* Begin Record extracts *
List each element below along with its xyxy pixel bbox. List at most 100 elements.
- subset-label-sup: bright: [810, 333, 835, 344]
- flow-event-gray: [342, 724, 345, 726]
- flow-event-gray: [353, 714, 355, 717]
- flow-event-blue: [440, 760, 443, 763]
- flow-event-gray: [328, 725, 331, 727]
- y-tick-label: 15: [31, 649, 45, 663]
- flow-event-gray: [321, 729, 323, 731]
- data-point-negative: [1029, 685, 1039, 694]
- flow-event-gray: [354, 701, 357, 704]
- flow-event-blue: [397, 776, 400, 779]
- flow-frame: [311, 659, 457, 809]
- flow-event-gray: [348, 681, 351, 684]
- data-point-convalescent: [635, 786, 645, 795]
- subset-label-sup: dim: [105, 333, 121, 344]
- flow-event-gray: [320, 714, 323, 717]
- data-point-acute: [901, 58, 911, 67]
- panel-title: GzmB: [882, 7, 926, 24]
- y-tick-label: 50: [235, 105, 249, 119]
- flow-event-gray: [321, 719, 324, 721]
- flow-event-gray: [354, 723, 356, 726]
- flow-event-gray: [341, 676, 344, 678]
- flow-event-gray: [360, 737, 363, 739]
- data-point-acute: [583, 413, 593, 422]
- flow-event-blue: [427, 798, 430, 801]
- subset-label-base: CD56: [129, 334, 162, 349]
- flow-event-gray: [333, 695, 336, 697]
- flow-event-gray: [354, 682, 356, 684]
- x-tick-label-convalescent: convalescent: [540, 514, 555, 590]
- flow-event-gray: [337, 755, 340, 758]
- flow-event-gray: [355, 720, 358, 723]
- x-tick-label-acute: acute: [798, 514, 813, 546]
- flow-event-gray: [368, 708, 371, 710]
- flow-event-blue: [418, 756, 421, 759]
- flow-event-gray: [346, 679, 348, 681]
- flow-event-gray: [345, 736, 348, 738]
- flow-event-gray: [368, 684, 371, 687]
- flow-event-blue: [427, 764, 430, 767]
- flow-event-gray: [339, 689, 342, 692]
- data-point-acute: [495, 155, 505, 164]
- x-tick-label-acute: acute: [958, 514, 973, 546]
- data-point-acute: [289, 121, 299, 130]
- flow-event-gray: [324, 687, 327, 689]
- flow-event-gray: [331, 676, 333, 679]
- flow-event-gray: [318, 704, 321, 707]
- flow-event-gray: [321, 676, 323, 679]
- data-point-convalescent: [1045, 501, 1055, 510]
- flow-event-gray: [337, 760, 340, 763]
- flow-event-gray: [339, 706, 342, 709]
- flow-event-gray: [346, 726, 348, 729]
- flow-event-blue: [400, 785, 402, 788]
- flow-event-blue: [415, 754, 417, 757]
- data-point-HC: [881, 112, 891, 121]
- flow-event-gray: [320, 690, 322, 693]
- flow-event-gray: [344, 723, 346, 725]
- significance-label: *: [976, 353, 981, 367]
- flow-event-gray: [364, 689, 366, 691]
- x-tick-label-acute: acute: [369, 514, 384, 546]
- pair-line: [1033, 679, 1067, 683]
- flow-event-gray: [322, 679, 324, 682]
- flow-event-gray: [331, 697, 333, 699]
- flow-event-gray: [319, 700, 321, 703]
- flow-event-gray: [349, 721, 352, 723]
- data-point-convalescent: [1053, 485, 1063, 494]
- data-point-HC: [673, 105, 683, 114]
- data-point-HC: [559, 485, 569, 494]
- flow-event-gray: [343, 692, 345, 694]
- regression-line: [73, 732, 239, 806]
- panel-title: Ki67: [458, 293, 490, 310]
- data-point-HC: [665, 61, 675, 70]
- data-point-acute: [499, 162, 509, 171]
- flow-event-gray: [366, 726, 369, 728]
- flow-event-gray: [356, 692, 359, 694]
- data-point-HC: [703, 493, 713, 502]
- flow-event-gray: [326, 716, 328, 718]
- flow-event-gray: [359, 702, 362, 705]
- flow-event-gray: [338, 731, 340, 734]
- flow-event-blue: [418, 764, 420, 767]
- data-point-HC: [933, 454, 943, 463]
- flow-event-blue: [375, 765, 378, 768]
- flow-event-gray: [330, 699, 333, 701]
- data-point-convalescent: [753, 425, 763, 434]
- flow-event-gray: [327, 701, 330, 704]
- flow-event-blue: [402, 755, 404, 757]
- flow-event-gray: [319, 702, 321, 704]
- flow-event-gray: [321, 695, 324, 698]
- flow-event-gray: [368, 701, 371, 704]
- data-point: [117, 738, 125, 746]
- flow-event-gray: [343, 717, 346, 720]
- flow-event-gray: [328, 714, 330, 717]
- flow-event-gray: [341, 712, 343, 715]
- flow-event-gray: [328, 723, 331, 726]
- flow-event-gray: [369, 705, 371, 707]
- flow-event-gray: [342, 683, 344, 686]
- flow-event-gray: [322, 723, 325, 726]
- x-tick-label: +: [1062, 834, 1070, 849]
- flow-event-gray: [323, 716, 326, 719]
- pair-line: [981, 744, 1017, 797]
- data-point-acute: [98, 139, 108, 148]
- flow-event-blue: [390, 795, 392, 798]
* End Record extracts *
Your task:
Copy every item above word for word.

Task output:
List each element below along with its xyxy pixel bbox. List at most 100 elements.
- subset-label-sup: bright: [810, 333, 835, 344]
- flow-event-gray: [342, 724, 345, 726]
- flow-event-gray: [353, 714, 355, 717]
- flow-event-blue: [440, 760, 443, 763]
- flow-event-gray: [328, 725, 331, 727]
- y-tick-label: 15: [31, 649, 45, 663]
- flow-event-gray: [321, 729, 323, 731]
- data-point-negative: [1029, 685, 1039, 694]
- flow-event-gray: [354, 701, 357, 704]
- flow-event-blue: [397, 776, 400, 779]
- flow-frame: [311, 659, 457, 809]
- flow-event-gray: [348, 681, 351, 684]
- data-point-convalescent: [635, 786, 645, 795]
- subset-label-sup: dim: [105, 333, 121, 344]
- flow-event-gray: [320, 714, 323, 717]
- data-point-acute: [901, 58, 911, 67]
- panel-title: GzmB: [882, 7, 926, 24]
- y-tick-label: 50: [235, 105, 249, 119]
- flow-event-gray: [321, 719, 324, 721]
- flow-event-gray: [354, 723, 356, 726]
- flow-event-gray: [341, 676, 344, 678]
- flow-event-gray: [360, 737, 363, 739]
- data-point-acute: [583, 413, 593, 422]
- flow-event-blue: [427, 798, 430, 801]
- subset-label-base: CD56: [129, 334, 162, 349]
- flow-event-gray: [333, 695, 336, 697]
- flow-event-gray: [354, 682, 356, 684]
- x-tick-label-convalescent: convalescent: [540, 514, 555, 590]
- flow-event-gray: [337, 755, 340, 758]
- flow-event-gray: [355, 720, 358, 723]
- x-tick-label-acute: acute: [798, 514, 813, 546]
- flow-event-gray: [368, 708, 371, 710]
- flow-event-blue: [418, 756, 421, 759]
- flow-event-gray: [346, 679, 348, 681]
- flow-event-gray: [345, 736, 348, 738]
- flow-event-gray: [368, 684, 371, 687]
- flow-event-blue: [427, 764, 430, 767]
- flow-event-gray: [339, 689, 342, 692]
- data-point-acute: [495, 155, 505, 164]
- x-tick-label-acute: acute: [958, 514, 973, 546]
- data-point-acute: [289, 121, 299, 130]
- flow-event-gray: [324, 687, 327, 689]
- flow-event-gray: [331, 676, 333, 679]
- flow-event-gray: [318, 704, 321, 707]
- flow-event-gray: [321, 676, 323, 679]
- data-point-convalescent: [1045, 501, 1055, 510]
- flow-event-gray: [337, 760, 340, 763]
- flow-event-gray: [339, 706, 342, 709]
- flow-event-gray: [346, 726, 348, 729]
- flow-event-blue: [400, 785, 402, 788]
- flow-event-blue: [415, 754, 417, 757]
- data-point-HC: [881, 112, 891, 121]
- flow-event-gray: [320, 690, 322, 693]
- flow-event-gray: [344, 723, 346, 725]
- significance-label: *: [976, 353, 981, 367]
- flow-event-gray: [364, 689, 366, 691]
- x-tick-label-acute: acute: [369, 514, 384, 546]
- pair-line: [1033, 679, 1067, 683]
- flow-event-gray: [322, 679, 324, 682]
- flow-event-gray: [331, 697, 333, 699]
- flow-event-gray: [319, 700, 321, 703]
- flow-event-gray: [349, 721, 352, 723]
- data-point-convalescent: [1053, 485, 1063, 494]
- data-point-HC: [673, 105, 683, 114]
- data-point-HC: [559, 485, 569, 494]
- flow-event-gray: [343, 692, 345, 694]
- regression-line: [73, 732, 239, 806]
- panel-title: Ki67: [458, 293, 490, 310]
- data-point-HC: [665, 61, 675, 70]
- data-point-acute: [499, 162, 509, 171]
- flow-event-gray: [366, 726, 369, 728]
- flow-event-gray: [356, 692, 359, 694]
- data-point-HC: [703, 493, 713, 502]
- flow-event-gray: [326, 716, 328, 718]
- flow-event-gray: [359, 702, 362, 705]
- flow-event-gray: [338, 731, 340, 734]
- flow-event-blue: [418, 764, 420, 767]
- data-point-HC: [933, 454, 943, 463]
- flow-event-blue: [375, 765, 378, 768]
- flow-event-gray: [330, 699, 333, 701]
- data-point-convalescent: [753, 425, 763, 434]
- flow-event-gray: [327, 701, 330, 704]
- flow-event-blue: [402, 755, 404, 757]
- flow-event-gray: [319, 702, 321, 704]
- flow-event-gray: [321, 695, 324, 698]
- flow-event-gray: [368, 701, 371, 704]
- data-point: [117, 738, 125, 746]
- flow-event-gray: [343, 717, 346, 720]
- flow-event-gray: [328, 714, 330, 717]
- flow-event-gray: [341, 712, 343, 715]
- flow-event-gray: [328, 723, 331, 726]
- flow-event-gray: [369, 705, 371, 707]
- flow-event-gray: [342, 683, 344, 686]
- flow-event-gray: [322, 723, 325, 726]
- x-tick-label: +: [1062, 834, 1070, 849]
- flow-event-gray: [323, 716, 326, 719]
- pair-line: [981, 744, 1017, 797]
- data-point-acute: [98, 139, 108, 148]
- flow-event-blue: [390, 795, 392, 798]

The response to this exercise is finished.